**PROVIDED RECORDS**
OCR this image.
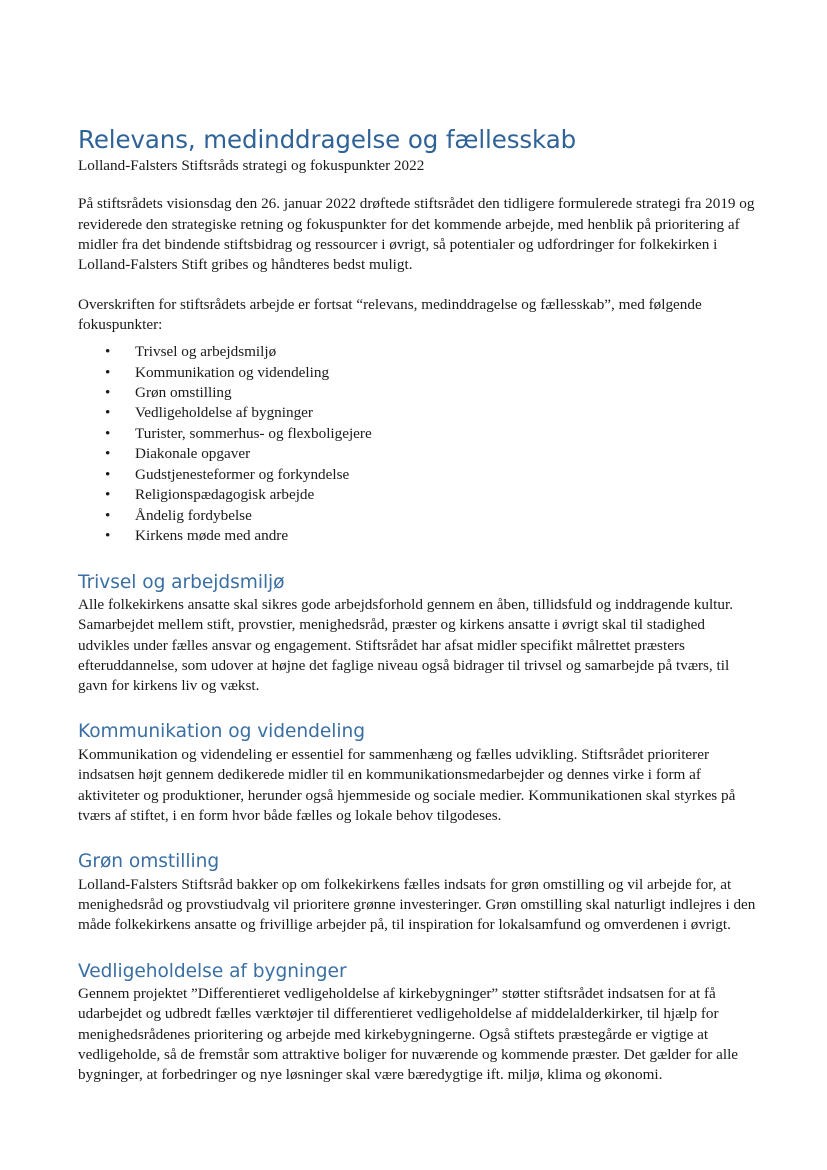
Relevans, medinddragelse og fællesskab

Lolland-Falsters Stiftsråds strategi og fokuspunkter 2022

På stiftsrådets visionsdag den 26. januar 2022 drøftede stiftsrådet den tidligere formulerede strategi fra 2019 og reviderede den strategiske retning og fokuspunkter for det kommende arbejde, med henblik på prioritering af midler fra det bindende stiftsbidrag og ressourcer i øvrigt, så potentialer og udfordringer for folkekirken i Lolland-Falsters Stift gribes og håndteres bedst muligt.

Overskriften for stiftsrådets arbejde er fortsat “relevans, medinddragelse og fællesskab”, med følgende fokuspunkter:

• Trivsel og arbejdsmiljø
• Kommunikation og videndeling
• Grøn omstilling
• Vedligeholdelse af bygninger
• Turister, sommerhus- og flexboligejere
• Diakonale opgaver
• Gudstjenesteformer og forkyndelse
• Religionspædagogisk arbejde
• Åndelig fordybelse
• Kirkens møde med andre
Trivsel og arbejdsmiljø

Alle folkekirkens ansatte skal sikres gode arbejdsforhold gennem en åben, tillidsfuld og inddragende kultur. Samarbejdet mellem stift, provstier, menighedsråd, præster og kirkens ansatte i øvrigt skal til stadighed udvikles under fælles ansvar og engagement. Stiftsrådet har afsat midler specifikt målrettet præsters efteruddannelse, som udover at højne det faglige niveau også bidrager til trivsel og samarbejde på tværs, til gavn for kirkens liv og vækst.

Kommunikation og videndeling

Kommunikation og videndeling er essentiel for sammenhæng og fælles udvikling. Stiftsrådet prioriterer indsatsen højt gennem dedikerede midler til en kommunikationsmedarbejder og dennes virke i form af aktiviteter og produktioner, herunder også hjemmeside og sociale medier. Kommunikationen skal styrkes på tværs af stiftet, i en form hvor både fælles og lokale behov tilgodeses.

Grøn omstilling

Lolland-Falsters Stiftsråd bakker op om folkekirkens fælles indsats for grøn omstilling og vil arbejde for, at menighedsråd og provstiudvalg vil prioritere grønne investeringer. Grøn omstilling skal naturligt indlejres i den måde folkekirkens ansatte og frivillige arbejder på, til inspiration for lokalsamfund og omverdenen i øvrigt.

Vedligeholdelse af bygninger

Gennem projektet ”Differentieret vedligeholdelse af kirkebygninger” støtter stiftsrådet indsatsen for at få udarbejdet og udbredt fælles værktøjer til differentieret vedligeholdelse af middelalderkirker, til hjælp for menighedsrådenes prioritering og arbejde med kirkebygningerne. Også stiftets præstegårde er vigtige at vedligeholde, så de fremstår som attraktive boliger for nuværende og kommende præster. Det gælder for alle bygninger, at forbedringer og nye løsninger skal være bæredygtige ift. miljø, klima og økonomi.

**DIRECTIVE**
Give all the lines above again, character for character, without pictures.

**RESPONSE**
OCR this image.
Relevans, medinddragelse og fællesskab

Lolland-Falsters Stiftsråds strategi og fokuspunkter 2022

På stiftsrådets visionsdag den 26. januar 2022 drøftede stiftsrådet den tidligere formulerede strategi fra 2019 og reviderede den strategiske retning og fokuspunkter for det kommende arbejde, med henblik på prioritering af midler fra det bindende stiftsbidrag og ressourcer i øvrigt, så potentialer og udfordringer for folkekirken i Lolland-Falsters Stift gribes og håndteres bedst muligt.

Overskriften for stiftsrådets arbejde er fortsat “relevans, medinddragelse og fællesskab”, med følgende fokuspunkter:

• Trivsel og arbejdsmiljø
• Kommunikation og videndeling
• Grøn omstilling
• Vedligeholdelse af bygninger
• Turister, sommerhus- og flexboligejere
• Diakonale opgaver
• Gudstjenesteformer og forkyndelse
• Religionspædagogisk arbejde
• Åndelig fordybelse
• Kirkens møde med andre
Trivsel og arbejdsmiljø

Alle folkekirkens ansatte skal sikres gode arbejdsforhold gennem en åben, tillidsfuld og inddragende kultur. Samarbejdet mellem stift, provstier, menighedsråd, præster og kirkens ansatte i øvrigt skal til stadighed udvikles under fælles ansvar og engagement. Stiftsrådet har afsat midler specifikt målrettet præsters efteruddannelse, som udover at højne det faglige niveau også bidrager til trivsel og samarbejde på tværs, til gavn for kirkens liv og vækst.

Kommunikation og videndeling

Kommunikation og videndeling er essentiel for sammenhæng og fælles udvikling. Stiftsrådet prioriterer indsatsen højt gennem dedikerede midler til en kommunikationsmedarbejder og dennes virke i form af aktiviteter og produktioner, herunder også hjemmeside og sociale medier. Kommunikationen skal styrkes på tværs af stiftet, i en form hvor både fælles og lokale behov tilgodeses.

Grøn omstilling

Lolland-Falsters Stiftsråd bakker op om folkekirkens fælles indsats for grøn omstilling og vil arbejde for, at menighedsråd og provstiudvalg vil prioritere grønne investeringer. Grøn omstilling skal naturligt indlejres i den måde folkekirkens ansatte og frivillige arbejder på, til inspiration for lokalsamfund og omverdenen i øvrigt.

Vedligeholdelse af bygninger

Gennem projektet ”Differentieret vedligeholdelse af kirkebygninger” støtter stiftsrådet indsatsen for at få udarbejdet og udbredt fælles værktøjer til differentieret vedligeholdelse af middelalderkirker, til hjælp for menighedsrådenes prioritering og arbejde med kirkebygningerne. Også stiftets præstegårde er vigtige at vedligeholde, så de fremstår som attraktive boliger for nuværende og kommende præster. Det gælder for alle bygninger, at forbedringer og nye løsninger skal være bæredygtige ift. miljø, klima og økonomi.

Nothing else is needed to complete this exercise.